**RECORD LIST**
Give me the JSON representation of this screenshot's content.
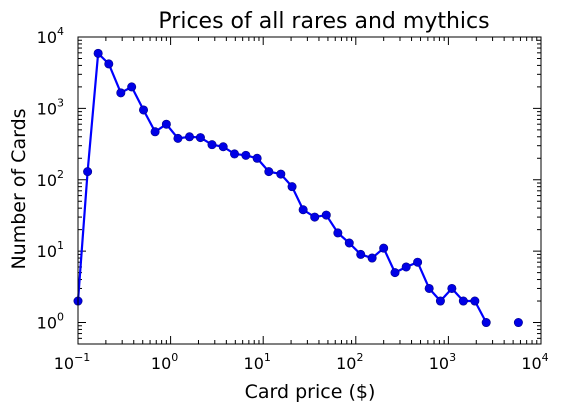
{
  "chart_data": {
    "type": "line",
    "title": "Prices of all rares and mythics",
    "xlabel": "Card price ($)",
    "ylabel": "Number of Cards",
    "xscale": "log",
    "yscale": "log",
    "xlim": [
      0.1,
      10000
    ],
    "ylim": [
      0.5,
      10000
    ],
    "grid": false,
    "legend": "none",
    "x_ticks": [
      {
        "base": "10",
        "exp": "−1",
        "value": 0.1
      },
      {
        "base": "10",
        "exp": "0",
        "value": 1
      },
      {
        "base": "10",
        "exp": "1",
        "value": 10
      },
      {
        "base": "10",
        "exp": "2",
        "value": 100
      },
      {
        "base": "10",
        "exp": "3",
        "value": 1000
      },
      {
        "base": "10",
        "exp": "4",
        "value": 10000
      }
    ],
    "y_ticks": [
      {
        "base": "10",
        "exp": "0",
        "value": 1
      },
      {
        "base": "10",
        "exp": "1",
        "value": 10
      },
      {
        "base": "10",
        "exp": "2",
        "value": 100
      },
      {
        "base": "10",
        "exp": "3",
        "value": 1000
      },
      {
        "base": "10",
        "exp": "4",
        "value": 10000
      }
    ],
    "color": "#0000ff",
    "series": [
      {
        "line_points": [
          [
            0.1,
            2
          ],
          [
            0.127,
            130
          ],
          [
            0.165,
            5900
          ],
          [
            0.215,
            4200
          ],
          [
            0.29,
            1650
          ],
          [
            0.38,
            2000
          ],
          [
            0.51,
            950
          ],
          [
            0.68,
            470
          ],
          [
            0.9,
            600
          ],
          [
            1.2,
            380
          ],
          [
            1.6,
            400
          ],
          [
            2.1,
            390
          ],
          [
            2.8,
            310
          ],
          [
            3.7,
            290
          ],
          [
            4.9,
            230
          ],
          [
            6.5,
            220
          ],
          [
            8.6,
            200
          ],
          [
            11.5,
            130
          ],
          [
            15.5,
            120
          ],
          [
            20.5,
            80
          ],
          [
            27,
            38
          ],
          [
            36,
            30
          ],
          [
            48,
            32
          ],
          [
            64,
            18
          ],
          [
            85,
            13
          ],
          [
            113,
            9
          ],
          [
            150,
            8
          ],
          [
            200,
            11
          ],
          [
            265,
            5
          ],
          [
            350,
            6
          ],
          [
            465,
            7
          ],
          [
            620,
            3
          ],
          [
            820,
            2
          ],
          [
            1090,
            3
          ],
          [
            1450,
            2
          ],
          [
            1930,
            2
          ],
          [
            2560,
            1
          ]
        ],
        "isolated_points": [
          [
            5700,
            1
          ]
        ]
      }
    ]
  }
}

**REQUIRED TASK**
Write out every line above exactly as it is, leaving out the pictures.

**SOLUTION BELOW**
Give me the JSON representation of this screenshot's content.
{
  "chart_data": {
    "type": "line",
    "title": "Prices of all rares and mythics",
    "xlabel": "Card price ($)",
    "ylabel": "Number of Cards",
    "xscale": "log",
    "yscale": "log",
    "xlim": [
      0.1,
      10000
    ],
    "ylim": [
      0.5,
      10000
    ],
    "grid": false,
    "legend": "none",
    "x_ticks": [
      {
        "base": "10",
        "exp": "−1",
        "value": 0.1
      },
      {
        "base": "10",
        "exp": "0",
        "value": 1
      },
      {
        "base": "10",
        "exp": "1",
        "value": 10
      },
      {
        "base": "10",
        "exp": "2",
        "value": 100
      },
      {
        "base": "10",
        "exp": "3",
        "value": 1000
      },
      {
        "base": "10",
        "exp": "4",
        "value": 10000
      }
    ],
    "y_ticks": [
      {
        "base": "10",
        "exp": "0",
        "value": 1
      },
      {
        "base": "10",
        "exp": "1",
        "value": 10
      },
      {
        "base": "10",
        "exp": "2",
        "value": 100
      },
      {
        "base": "10",
        "exp": "3",
        "value": 1000
      },
      {
        "base": "10",
        "exp": "4",
        "value": 10000
      }
    ],
    "color": "#0000ff",
    "series": [
      {
        "line_points": [
          [
            0.1,
            2
          ],
          [
            0.127,
            130
          ],
          [
            0.165,
            5900
          ],
          [
            0.215,
            4200
          ],
          [
            0.29,
            1650
          ],
          [
            0.38,
            2000
          ],
          [
            0.51,
            950
          ],
          [
            0.68,
            470
          ],
          [
            0.9,
            600
          ],
          [
            1.2,
            380
          ],
          [
            1.6,
            400
          ],
          [
            2.1,
            390
          ],
          [
            2.8,
            310
          ],
          [
            3.7,
            290
          ],
          [
            4.9,
            230
          ],
          [
            6.5,
            220
          ],
          [
            8.6,
            200
          ],
          [
            11.5,
            130
          ],
          [
            15.5,
            120
          ],
          [
            20.5,
            80
          ],
          [
            27,
            38
          ],
          [
            36,
            30
          ],
          [
            48,
            32
          ],
          [
            64,
            18
          ],
          [
            85,
            13
          ],
          [
            113,
            9
          ],
          [
            150,
            8
          ],
          [
            200,
            11
          ],
          [
            265,
            5
          ],
          [
            350,
            6
          ],
          [
            465,
            7
          ],
          [
            620,
            3
          ],
          [
            820,
            2
          ],
          [
            1090,
            3
          ],
          [
            1450,
            2
          ],
          [
            1930,
            2
          ],
          [
            2560,
            1
          ]
        ],
        "isolated_points": [
          [
            5700,
            1
          ]
        ]
      }
    ]
  }
}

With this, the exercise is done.